Ziel der Übung »
Fassen Sie im Text über Matthias van der Minde den Absatz, der mit „Wir, die junge Generation“ beginnt, als Stichpunktliste zusammen. Die wesentlichen Aussagen sollen dabei erhalten bleiben.

Text »
----
Matthias van der Minde

Matthias van der Minde

Kandidiert auf Platz 37 für den Kreistag in

Dafür stehe ich

Wir, die junge Generation, müssen mit dem Wachstumsmantra brechen! Es kann nicht sein, dass sich zwar alle Welt wortreich zum Umwelt- und Klimaschutz bekennt, gleichzeitig aber wie versessen auf den DAX starrt und über jedes Wirtschaftswachstum jubelt, obwohl dafür Öl aus den letzten Winkeln der Erde gepresst wird, Regenwald vernichtet wird und die von uns so bezeichneten "Entwicklungsländer" in ihrer Entwicklung zur Selbstbestimmung gehemmt werden, da wir sie zu Plantagen und Bergwerken für unsere Luxusgüter umbauen. Ich stehe dafür, dass wir zu Hause vorleben, wie Ökonomie und Ökologie in Einklang zu bringen sind: durch Ortschaften und/oder Regionen, die sich durch Sonnen- und Windenergie sowie Biomasse nahezu selbstständig mit Strom und Wärme versorgen können. Durch transparente und faire Partnerschaften unserer heimischen Betriebe mit ihren Lieferanten und Abnehmern in Übersee. Durch Kommunen und Landkreise, die sich mit ihrem öffentlichen Geld nicht länger bei international spekulierenden Energieriesen und Finanzinvestoren anbiedern, sondern die durch Schuldenabbau auch unserer Generation die Chance geben, kluge Investitionen in lokale Energieproduktion und Wirtschaft tätigen zu können.
----
Aufgeführte Einträge »
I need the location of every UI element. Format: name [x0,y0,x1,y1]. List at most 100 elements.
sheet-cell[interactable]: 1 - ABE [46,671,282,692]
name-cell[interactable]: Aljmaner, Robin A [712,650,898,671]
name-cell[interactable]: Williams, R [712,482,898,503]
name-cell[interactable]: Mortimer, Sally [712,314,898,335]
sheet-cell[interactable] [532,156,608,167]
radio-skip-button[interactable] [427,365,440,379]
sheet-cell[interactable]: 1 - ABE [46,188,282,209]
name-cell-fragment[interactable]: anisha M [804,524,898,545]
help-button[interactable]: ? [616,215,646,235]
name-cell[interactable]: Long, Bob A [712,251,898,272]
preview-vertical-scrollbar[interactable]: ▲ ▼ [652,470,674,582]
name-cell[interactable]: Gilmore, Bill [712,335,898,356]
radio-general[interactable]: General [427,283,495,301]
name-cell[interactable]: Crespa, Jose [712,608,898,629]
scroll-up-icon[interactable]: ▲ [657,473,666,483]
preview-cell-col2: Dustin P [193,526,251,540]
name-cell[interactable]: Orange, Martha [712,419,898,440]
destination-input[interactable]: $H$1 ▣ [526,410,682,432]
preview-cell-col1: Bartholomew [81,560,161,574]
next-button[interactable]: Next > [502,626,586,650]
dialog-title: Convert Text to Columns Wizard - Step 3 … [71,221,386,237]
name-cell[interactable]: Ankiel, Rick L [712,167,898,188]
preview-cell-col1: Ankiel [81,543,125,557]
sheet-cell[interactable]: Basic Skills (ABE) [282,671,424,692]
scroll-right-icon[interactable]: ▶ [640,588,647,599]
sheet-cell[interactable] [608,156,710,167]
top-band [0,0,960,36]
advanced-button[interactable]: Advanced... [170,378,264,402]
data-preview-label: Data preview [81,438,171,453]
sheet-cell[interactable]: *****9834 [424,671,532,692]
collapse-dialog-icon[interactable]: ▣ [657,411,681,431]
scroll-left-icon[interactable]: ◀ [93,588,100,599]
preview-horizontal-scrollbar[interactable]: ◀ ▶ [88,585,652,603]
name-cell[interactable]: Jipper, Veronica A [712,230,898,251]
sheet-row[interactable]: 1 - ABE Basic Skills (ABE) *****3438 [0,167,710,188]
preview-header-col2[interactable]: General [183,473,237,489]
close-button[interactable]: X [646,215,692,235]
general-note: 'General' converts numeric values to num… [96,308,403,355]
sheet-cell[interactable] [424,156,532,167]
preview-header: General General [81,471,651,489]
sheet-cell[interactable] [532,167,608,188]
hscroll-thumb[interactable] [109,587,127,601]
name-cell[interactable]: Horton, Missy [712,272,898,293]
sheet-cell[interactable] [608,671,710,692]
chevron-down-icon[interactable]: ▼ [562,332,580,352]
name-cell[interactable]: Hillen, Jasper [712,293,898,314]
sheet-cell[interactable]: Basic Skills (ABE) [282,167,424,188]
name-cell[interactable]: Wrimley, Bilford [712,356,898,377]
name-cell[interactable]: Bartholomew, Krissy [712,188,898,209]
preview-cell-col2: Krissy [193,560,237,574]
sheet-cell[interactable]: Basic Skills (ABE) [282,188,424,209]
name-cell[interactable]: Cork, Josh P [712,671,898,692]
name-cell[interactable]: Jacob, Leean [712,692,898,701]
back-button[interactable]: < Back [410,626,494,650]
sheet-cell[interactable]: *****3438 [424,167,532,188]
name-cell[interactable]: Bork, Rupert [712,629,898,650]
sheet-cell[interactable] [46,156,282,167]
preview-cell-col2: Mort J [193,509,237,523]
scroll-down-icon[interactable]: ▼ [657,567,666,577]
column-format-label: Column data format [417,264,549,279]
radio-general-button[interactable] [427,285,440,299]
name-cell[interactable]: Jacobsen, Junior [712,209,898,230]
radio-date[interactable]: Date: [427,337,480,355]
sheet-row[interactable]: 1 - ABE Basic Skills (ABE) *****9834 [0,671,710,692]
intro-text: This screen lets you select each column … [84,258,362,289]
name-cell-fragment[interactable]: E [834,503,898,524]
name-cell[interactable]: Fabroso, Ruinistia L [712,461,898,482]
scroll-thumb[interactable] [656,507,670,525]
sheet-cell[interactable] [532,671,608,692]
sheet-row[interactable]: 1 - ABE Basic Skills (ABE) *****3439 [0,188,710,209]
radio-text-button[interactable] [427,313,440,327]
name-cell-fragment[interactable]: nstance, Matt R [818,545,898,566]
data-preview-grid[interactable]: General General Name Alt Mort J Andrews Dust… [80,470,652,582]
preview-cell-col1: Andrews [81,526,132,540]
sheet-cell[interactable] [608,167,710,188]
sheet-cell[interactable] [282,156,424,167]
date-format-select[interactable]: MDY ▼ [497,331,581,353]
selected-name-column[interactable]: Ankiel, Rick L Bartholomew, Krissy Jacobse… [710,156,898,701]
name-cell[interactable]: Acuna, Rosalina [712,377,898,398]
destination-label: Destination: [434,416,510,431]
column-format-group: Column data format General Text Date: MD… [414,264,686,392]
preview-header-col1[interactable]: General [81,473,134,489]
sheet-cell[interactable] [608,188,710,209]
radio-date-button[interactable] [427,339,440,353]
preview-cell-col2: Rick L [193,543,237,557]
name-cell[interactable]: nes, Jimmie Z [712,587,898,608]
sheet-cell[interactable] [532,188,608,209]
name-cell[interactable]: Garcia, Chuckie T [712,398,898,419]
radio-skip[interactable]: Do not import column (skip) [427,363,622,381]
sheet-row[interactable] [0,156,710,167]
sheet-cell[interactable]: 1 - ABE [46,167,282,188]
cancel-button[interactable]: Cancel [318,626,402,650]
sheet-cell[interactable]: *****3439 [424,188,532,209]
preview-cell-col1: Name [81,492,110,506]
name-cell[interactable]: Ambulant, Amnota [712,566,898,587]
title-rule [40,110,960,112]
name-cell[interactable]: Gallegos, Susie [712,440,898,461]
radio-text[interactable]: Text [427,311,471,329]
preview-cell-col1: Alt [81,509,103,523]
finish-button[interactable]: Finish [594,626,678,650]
----
Lösung der Aufgabe »
- Die junge Generation muss mit dem Wachstumsmantra brechen.
- Kritik: Alle Welt bekennt sich zu Umwelt- und Klimaschutz, starrt aber zugleich auf den DAX und bejubelt jedes Wirtschaftswachstum. Dafür wird Öl aus den letzten Winkeln der Erde gepresst und Regenwald vernichtet. Die sogenannten „Entwicklungsländer“ werden als Plantagen und Bergwerke für Luxusgüter in ihrer Selbstbestimmung gehemmt.
- Ziel: zu Hause vorleben, wie Ökonomie und Ökologie in Einklang zu bringen sind, und zwar durch:
  - Ortschaften und/oder Regionen, die sich mit Sonnen- und Windenergie sowie Biomasse nahezu selbstständig mit Strom und Wärme versorgen,
  - transparente und faire Partnerschaften heimischer Betriebe mit Lieferanten und Abnehmern in Übersee,
  - Kommunen und Landkreise, die sich mit öffentlichem Geld nicht länger bei international spekulierenden Energieriesen und Finanzinvestoren anbiedern, sondern Schulden abbauen, damit auch die junge Generation klug in lokale Energieproduktion und Wirtschaft investieren kann.